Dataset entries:
+++++

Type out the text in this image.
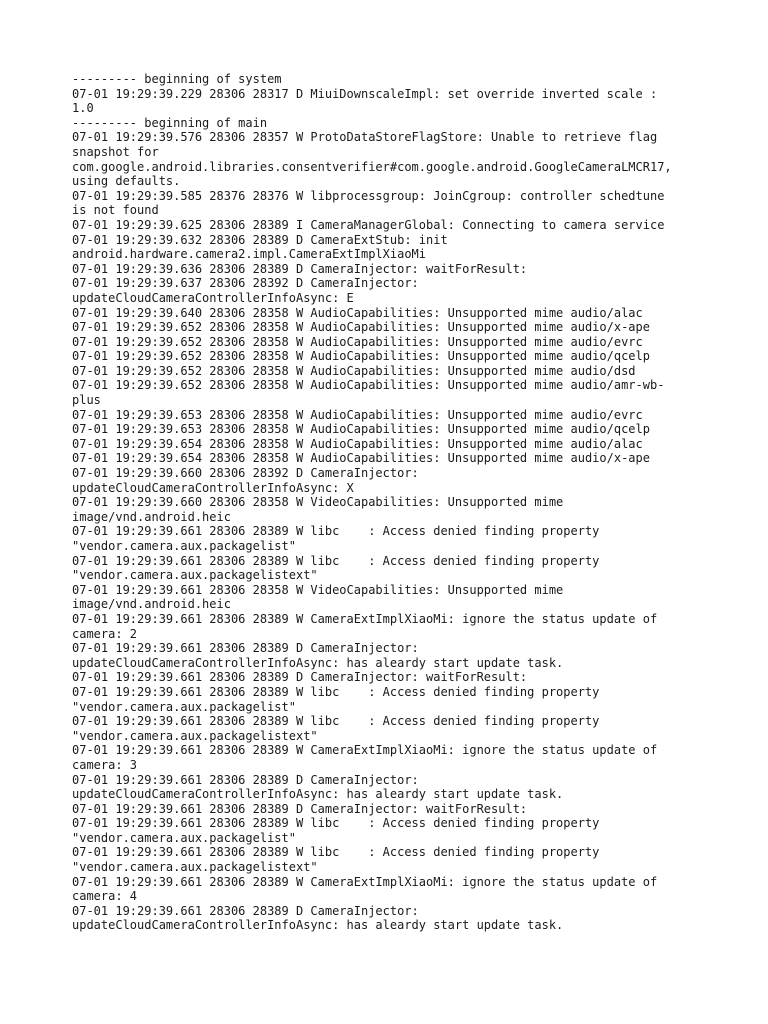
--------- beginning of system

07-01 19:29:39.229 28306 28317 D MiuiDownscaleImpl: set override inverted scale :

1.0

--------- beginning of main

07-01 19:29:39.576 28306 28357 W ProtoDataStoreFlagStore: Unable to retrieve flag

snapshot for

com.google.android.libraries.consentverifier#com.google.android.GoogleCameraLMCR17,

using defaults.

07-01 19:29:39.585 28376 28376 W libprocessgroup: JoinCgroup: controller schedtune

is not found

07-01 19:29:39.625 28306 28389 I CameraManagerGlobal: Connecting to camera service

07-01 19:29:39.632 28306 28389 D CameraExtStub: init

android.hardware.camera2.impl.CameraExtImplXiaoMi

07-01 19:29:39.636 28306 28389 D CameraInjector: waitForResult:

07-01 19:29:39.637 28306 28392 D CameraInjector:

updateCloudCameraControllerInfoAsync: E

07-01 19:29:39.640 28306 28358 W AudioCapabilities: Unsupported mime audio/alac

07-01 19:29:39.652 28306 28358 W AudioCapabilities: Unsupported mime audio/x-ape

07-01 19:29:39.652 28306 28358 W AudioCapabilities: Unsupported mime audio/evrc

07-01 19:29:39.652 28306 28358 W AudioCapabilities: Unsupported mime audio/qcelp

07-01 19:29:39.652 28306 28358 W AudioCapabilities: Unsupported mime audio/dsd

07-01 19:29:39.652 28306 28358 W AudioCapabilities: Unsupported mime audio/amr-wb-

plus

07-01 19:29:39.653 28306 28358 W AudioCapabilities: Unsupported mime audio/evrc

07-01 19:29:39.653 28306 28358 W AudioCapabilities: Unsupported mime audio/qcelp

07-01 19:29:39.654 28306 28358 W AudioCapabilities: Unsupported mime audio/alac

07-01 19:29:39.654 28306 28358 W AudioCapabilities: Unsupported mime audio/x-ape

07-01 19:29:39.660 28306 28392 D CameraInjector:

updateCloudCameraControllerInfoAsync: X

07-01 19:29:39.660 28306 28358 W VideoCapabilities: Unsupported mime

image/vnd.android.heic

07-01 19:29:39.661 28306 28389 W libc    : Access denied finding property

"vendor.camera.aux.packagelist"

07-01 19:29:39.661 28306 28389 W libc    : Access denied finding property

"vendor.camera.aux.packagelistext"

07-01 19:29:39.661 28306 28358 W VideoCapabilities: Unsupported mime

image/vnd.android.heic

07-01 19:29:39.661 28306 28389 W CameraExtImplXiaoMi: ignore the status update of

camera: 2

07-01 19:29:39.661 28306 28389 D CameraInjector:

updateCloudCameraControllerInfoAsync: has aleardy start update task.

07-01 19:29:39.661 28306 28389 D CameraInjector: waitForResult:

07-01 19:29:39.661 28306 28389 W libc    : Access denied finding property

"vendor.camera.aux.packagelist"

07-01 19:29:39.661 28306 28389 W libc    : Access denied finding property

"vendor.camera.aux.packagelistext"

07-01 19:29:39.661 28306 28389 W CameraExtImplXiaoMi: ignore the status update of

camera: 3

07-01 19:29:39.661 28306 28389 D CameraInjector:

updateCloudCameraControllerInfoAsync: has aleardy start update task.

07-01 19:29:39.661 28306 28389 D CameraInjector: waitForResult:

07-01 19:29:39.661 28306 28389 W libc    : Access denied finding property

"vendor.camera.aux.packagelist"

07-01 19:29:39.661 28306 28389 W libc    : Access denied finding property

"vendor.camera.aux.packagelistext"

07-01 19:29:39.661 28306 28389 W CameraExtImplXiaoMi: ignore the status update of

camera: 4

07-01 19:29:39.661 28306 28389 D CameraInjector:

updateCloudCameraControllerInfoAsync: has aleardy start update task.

+++++

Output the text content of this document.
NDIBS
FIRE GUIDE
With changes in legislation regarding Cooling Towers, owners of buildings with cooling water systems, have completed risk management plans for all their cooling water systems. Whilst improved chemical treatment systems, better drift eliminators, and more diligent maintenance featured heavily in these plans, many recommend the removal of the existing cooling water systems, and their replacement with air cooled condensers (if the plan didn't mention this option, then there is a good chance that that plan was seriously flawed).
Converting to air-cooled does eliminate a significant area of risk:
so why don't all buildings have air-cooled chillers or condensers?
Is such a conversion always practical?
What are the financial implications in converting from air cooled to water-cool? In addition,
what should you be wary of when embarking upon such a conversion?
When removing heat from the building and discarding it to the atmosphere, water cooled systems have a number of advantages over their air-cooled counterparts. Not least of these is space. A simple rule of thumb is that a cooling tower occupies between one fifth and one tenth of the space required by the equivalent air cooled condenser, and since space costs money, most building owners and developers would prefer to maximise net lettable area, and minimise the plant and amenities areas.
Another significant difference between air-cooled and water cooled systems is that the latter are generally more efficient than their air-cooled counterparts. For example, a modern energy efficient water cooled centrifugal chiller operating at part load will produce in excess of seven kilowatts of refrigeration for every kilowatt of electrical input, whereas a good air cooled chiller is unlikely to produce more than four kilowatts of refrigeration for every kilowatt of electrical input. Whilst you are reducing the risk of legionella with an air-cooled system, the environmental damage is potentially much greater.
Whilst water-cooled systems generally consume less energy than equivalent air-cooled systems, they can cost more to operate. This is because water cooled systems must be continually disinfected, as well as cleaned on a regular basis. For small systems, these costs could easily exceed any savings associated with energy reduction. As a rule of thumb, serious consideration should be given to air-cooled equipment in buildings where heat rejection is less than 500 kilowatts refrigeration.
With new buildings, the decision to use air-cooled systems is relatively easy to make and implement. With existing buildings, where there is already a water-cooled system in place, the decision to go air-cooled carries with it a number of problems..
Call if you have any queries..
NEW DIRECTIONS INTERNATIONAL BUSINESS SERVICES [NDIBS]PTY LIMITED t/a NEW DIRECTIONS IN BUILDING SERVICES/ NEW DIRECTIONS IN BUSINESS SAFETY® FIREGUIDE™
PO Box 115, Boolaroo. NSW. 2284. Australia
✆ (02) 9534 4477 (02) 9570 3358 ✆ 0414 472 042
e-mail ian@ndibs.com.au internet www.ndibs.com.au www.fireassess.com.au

+++++

Each line in the entries above that includes the string "from" should be extracted.

What are the financial implications in converting from air cooled to water-cool? In addition,
When removing heat from the building and discarding it to the atmosphere, water cooled systems have a number of advantages over their air-cooled counterparts. Not least of these is space. A simple rule of thumb is that a cooling tower occupies between one fifth and one tenth of the space required by the equivalent air cooled condenser, and since space costs money, most building owners and developers would prefer to maximise net lettable area, and minimise the plant and amenities areas.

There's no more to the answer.